> **GIVEN EXERCISE**
Copy the lines holding the word "JSON", all of them.

Records from a data source:
>> start

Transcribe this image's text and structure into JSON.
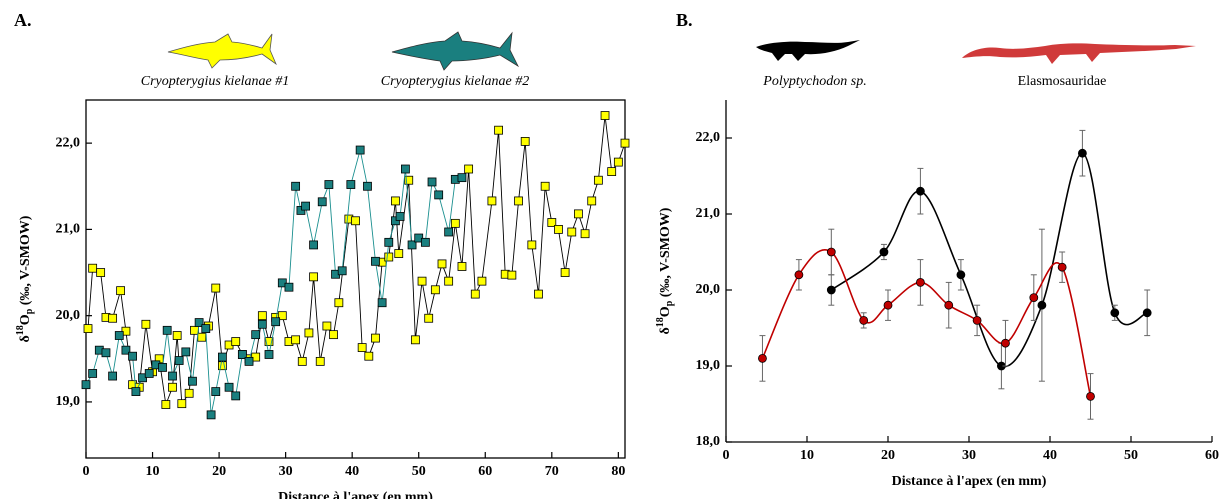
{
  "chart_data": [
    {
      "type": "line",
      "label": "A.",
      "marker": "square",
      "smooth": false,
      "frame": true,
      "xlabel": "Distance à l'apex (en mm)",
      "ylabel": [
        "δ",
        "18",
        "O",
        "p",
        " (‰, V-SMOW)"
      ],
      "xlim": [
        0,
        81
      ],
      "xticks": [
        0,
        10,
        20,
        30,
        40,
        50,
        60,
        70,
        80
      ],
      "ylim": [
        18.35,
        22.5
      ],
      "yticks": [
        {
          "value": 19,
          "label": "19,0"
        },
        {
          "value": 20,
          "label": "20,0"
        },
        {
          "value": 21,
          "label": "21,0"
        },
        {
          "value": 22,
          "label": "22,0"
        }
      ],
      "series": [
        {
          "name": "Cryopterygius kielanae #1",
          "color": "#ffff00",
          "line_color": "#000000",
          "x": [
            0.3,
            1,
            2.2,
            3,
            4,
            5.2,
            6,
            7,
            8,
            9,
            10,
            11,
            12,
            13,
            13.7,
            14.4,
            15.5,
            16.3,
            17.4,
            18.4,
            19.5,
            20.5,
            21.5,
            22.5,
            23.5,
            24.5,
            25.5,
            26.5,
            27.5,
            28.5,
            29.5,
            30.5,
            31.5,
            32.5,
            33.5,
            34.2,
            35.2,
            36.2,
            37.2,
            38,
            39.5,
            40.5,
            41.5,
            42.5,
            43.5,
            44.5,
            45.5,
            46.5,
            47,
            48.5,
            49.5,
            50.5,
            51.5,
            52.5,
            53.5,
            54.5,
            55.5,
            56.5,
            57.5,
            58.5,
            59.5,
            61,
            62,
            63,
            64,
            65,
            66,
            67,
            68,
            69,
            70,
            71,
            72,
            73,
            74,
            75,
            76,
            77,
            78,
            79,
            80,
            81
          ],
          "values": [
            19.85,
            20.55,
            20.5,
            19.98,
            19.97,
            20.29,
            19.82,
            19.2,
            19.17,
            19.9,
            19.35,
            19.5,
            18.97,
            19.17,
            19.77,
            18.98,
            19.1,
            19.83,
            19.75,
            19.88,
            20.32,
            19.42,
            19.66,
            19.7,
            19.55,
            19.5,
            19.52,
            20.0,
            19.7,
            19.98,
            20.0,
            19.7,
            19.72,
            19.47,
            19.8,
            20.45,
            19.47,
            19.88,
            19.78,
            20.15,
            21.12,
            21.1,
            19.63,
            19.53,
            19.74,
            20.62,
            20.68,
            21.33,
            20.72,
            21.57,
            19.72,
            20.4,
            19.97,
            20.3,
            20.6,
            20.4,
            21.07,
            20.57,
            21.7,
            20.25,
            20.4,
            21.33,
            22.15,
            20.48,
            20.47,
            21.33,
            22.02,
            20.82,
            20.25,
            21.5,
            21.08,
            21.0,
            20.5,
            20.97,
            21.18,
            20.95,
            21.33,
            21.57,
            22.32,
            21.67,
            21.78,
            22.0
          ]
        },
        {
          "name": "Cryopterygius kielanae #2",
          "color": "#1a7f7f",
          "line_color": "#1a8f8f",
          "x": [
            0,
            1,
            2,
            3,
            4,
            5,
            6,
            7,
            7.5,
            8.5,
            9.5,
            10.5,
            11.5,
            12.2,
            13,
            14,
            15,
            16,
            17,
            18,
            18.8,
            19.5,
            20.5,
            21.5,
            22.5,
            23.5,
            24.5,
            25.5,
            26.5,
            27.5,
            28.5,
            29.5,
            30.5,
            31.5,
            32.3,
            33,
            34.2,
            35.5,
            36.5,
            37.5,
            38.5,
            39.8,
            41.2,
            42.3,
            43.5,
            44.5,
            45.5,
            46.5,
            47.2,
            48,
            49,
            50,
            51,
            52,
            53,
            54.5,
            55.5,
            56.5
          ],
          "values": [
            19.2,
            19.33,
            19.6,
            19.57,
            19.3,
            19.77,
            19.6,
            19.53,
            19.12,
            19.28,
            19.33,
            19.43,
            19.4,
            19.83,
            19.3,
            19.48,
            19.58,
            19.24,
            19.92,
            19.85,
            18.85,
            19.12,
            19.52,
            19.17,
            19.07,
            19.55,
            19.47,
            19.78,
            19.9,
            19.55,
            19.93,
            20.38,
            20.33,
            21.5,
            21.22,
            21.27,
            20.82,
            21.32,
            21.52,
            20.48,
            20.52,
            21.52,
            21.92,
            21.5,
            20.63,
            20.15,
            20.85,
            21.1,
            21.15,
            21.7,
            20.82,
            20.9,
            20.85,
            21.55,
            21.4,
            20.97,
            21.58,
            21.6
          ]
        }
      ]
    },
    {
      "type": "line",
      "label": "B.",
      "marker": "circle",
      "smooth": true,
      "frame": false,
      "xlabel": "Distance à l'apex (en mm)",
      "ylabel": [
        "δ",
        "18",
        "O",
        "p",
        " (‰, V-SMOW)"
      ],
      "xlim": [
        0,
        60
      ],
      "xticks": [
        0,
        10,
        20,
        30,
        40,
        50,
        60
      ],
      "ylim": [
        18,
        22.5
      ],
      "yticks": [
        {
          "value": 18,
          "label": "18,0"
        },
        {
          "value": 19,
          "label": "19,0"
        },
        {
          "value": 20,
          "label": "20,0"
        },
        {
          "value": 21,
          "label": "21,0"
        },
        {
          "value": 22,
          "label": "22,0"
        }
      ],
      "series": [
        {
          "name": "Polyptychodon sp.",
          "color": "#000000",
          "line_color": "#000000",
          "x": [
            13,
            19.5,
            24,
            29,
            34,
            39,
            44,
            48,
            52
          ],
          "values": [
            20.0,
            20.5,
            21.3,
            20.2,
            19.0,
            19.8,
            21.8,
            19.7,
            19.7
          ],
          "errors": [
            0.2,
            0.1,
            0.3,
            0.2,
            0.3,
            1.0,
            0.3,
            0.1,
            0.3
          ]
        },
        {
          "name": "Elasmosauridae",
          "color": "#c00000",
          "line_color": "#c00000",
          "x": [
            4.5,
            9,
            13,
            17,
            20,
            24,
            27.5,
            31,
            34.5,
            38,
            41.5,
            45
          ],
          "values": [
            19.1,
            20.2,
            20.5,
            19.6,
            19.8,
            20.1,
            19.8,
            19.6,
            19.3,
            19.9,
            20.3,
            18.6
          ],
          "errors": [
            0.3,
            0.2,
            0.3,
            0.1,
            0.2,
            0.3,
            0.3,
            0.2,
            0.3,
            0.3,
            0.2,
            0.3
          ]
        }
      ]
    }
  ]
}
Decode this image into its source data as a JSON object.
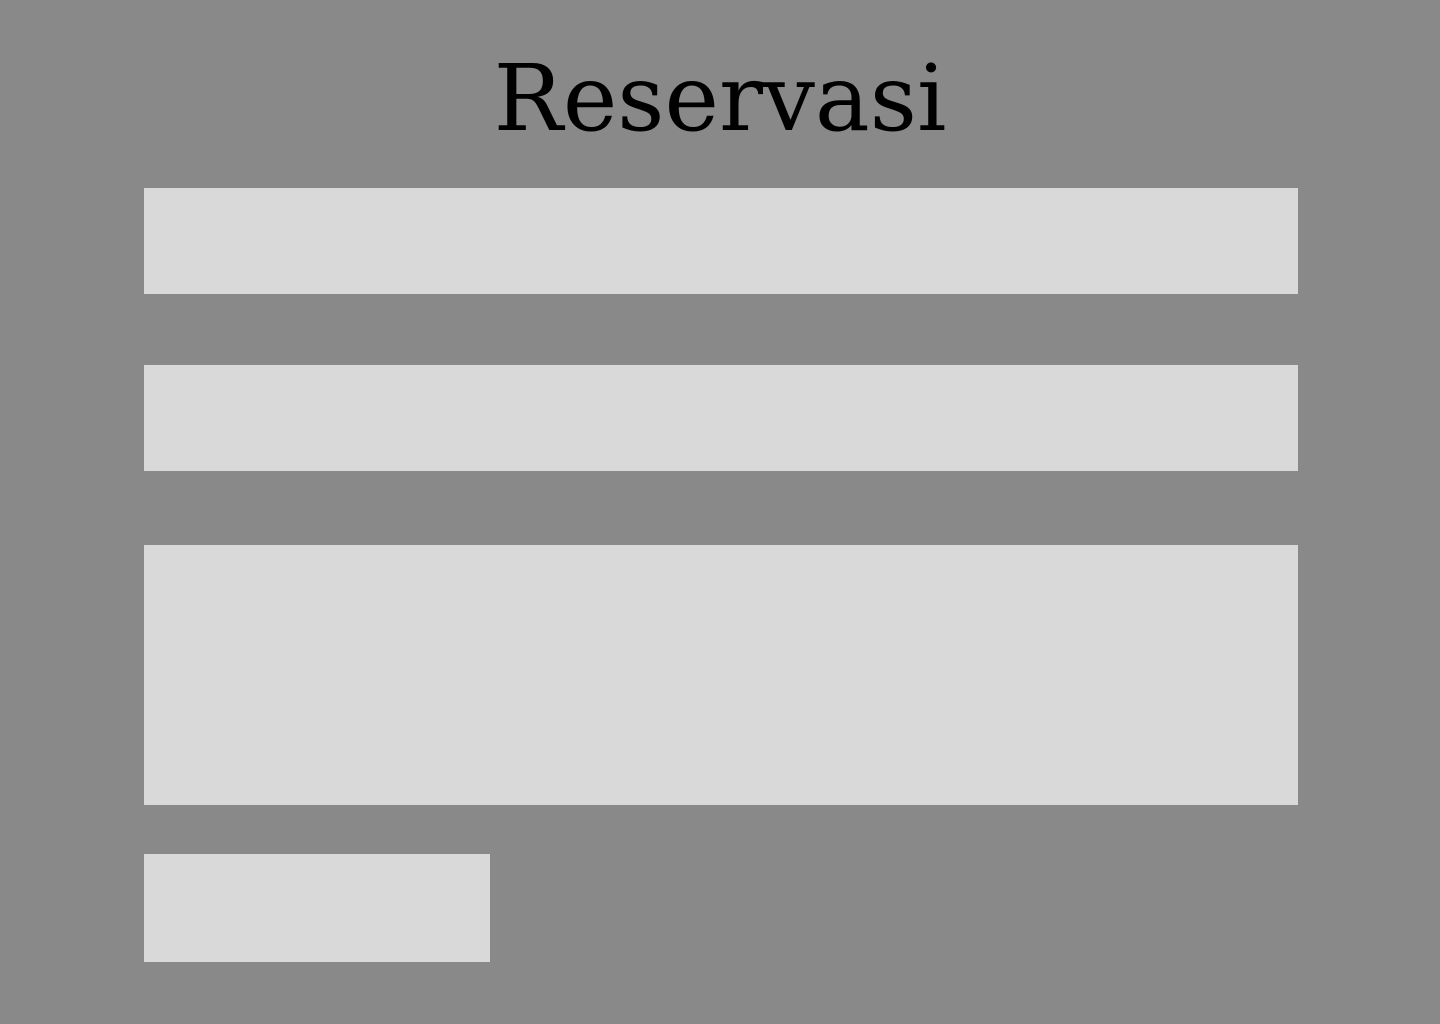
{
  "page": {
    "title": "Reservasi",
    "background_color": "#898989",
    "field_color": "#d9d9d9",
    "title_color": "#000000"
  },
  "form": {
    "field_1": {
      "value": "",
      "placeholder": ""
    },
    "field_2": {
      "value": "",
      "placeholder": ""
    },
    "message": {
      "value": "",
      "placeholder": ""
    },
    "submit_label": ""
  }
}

>> end

> **WRITTEN ANSWER**
Transcribe this image's text and structure into JSON.
Decode this image into its source data as a JSON object.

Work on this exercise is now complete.